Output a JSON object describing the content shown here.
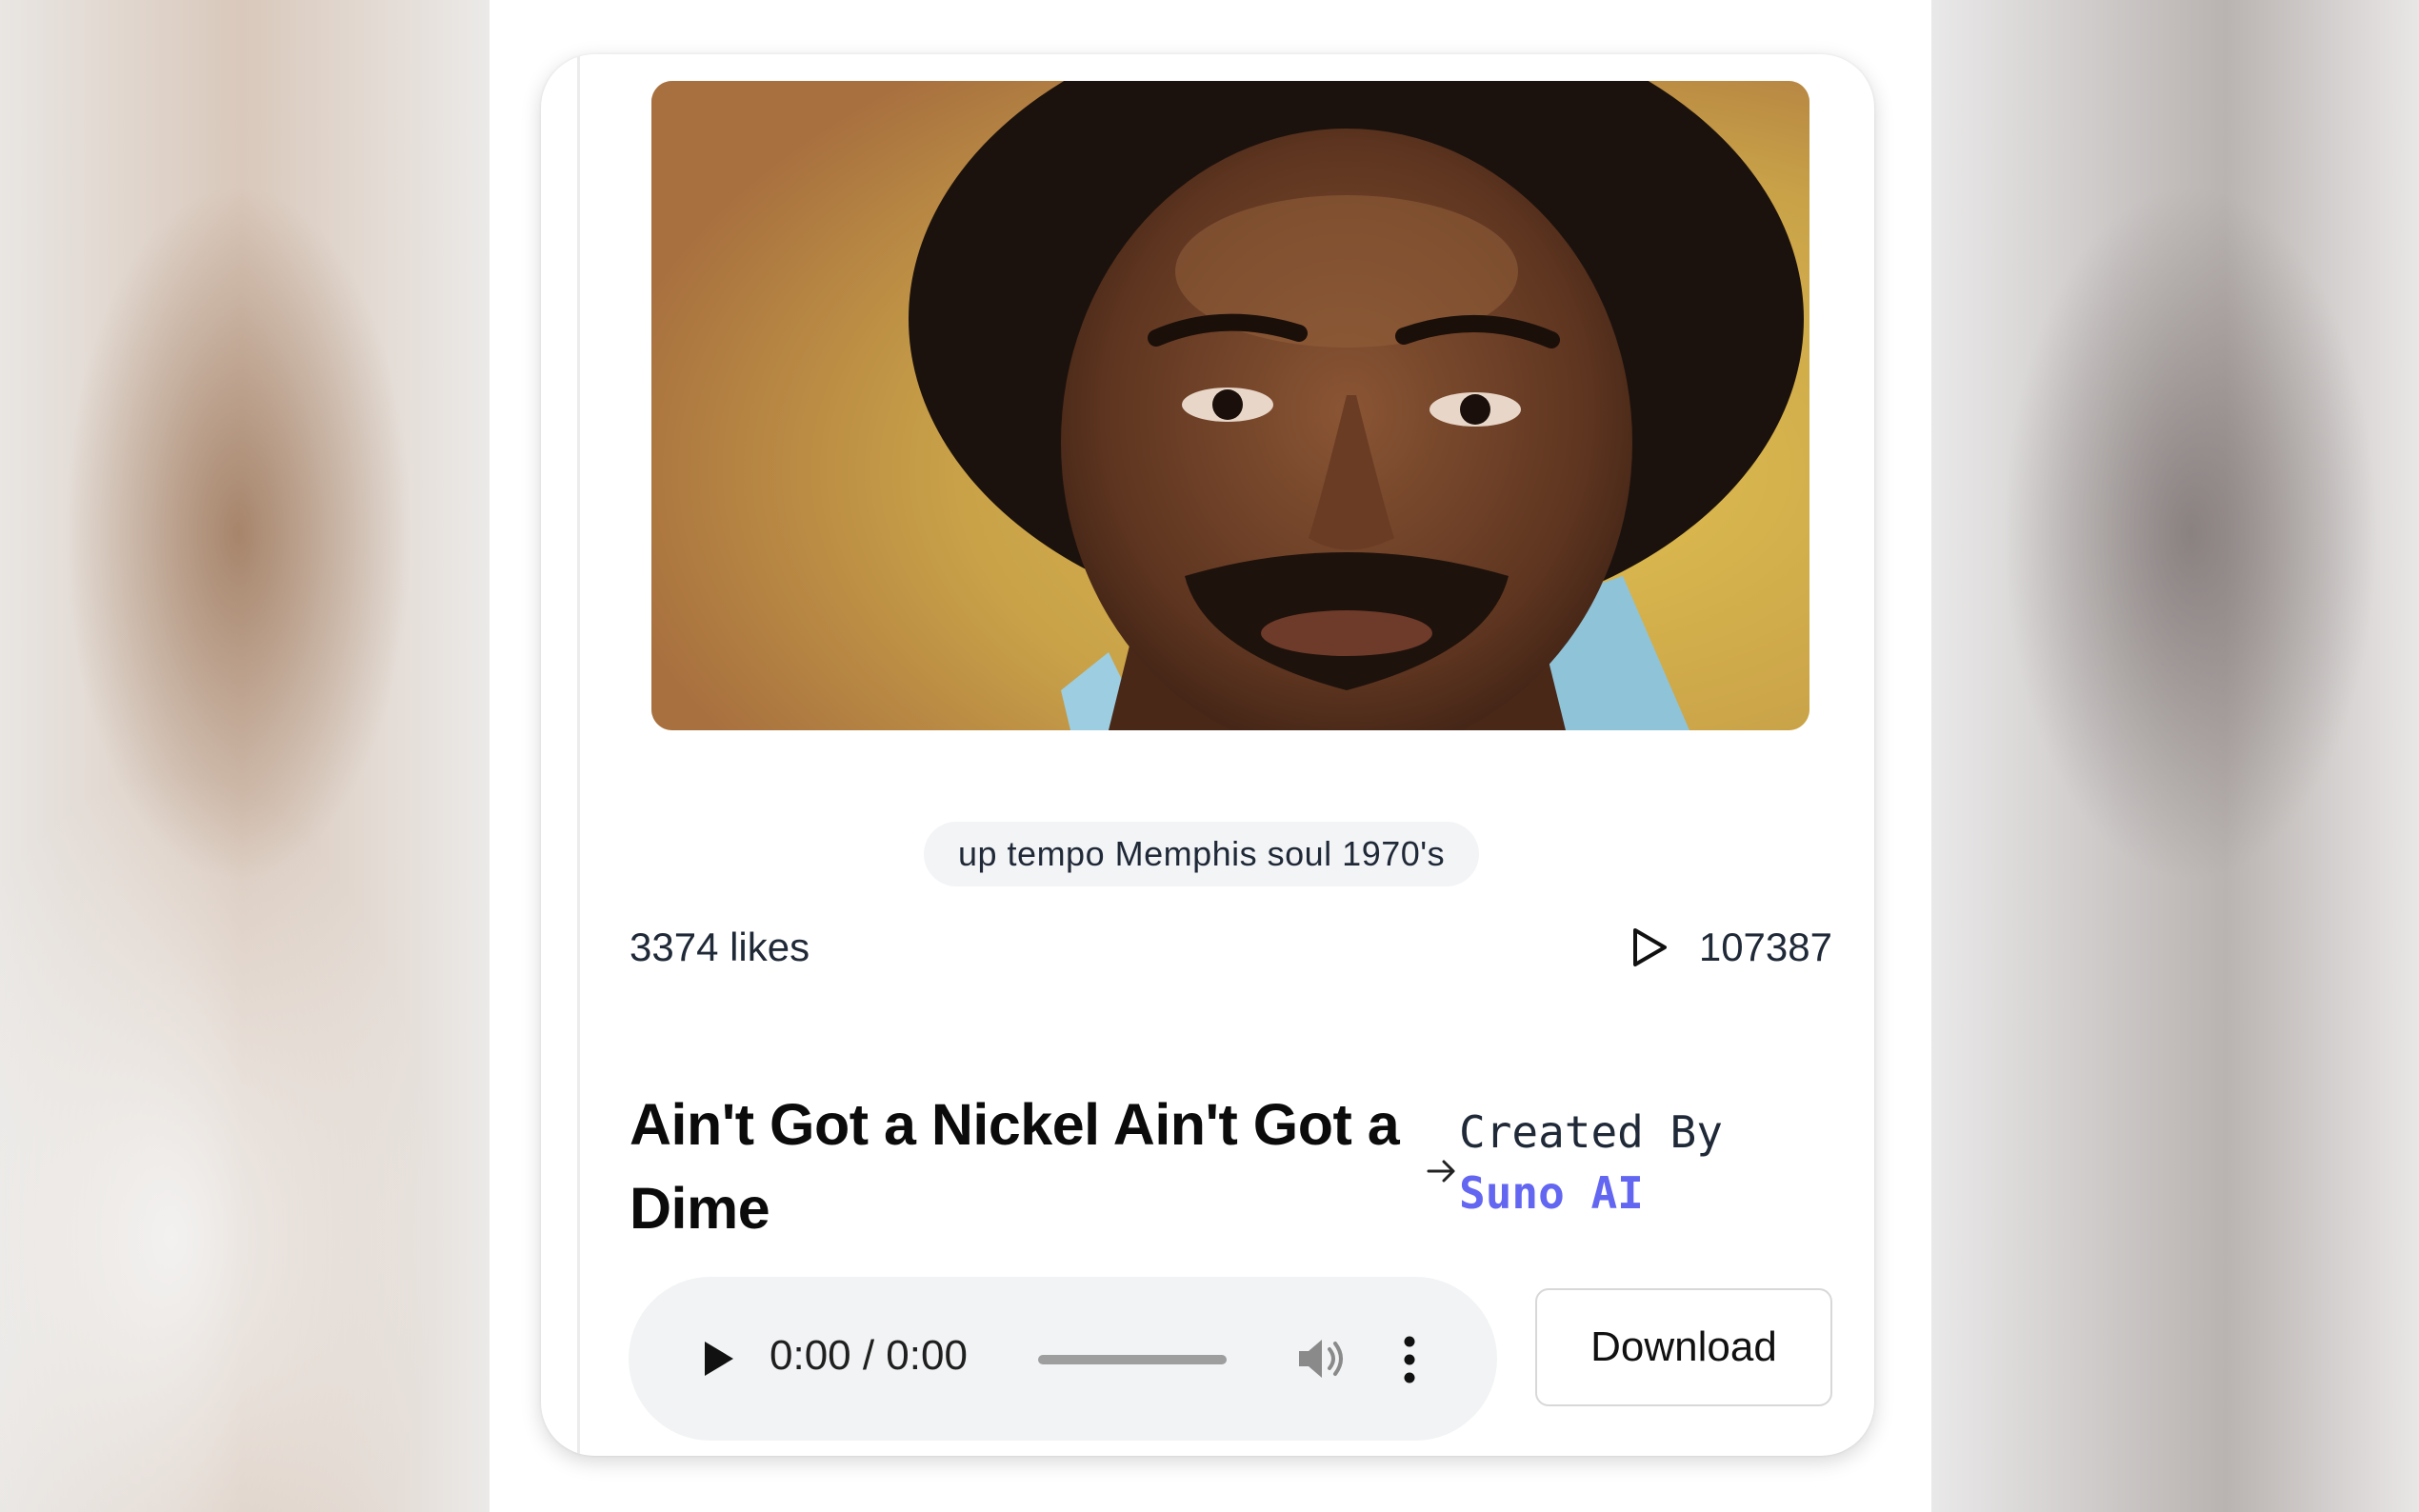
{
  "song": {
    "tags": "up tempo Memphis soul 1970's",
    "likes": "3374 likes",
    "plays": "107387",
    "title": "Ain't Got a Nickel Ain't Got a Dime",
    "created_by_label": "Created By",
    "creator_name": "Suno AI"
  },
  "player": {
    "time": "0:00 / 0:00"
  },
  "actions": {
    "download_label": "Download"
  },
  "colors": {
    "creator_link": "#6366f1",
    "chip_background": "#f3f4f6",
    "player_background": "#f1f3f4"
  },
  "icons": {
    "plays": "play-outline-icon",
    "creator": "arrow-right-icon",
    "player_play": "play-icon",
    "player_volume": "volume-icon",
    "player_menu": "more-vertical-icon"
  }
}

◆ ◆ ◆ ◆ ◆ ◆ ◆

What needs to be done:
From the records, copy every line that has the string "plays" in it.

Finished task:
    "plays": "107387",
    "plays": "play-outline-icon",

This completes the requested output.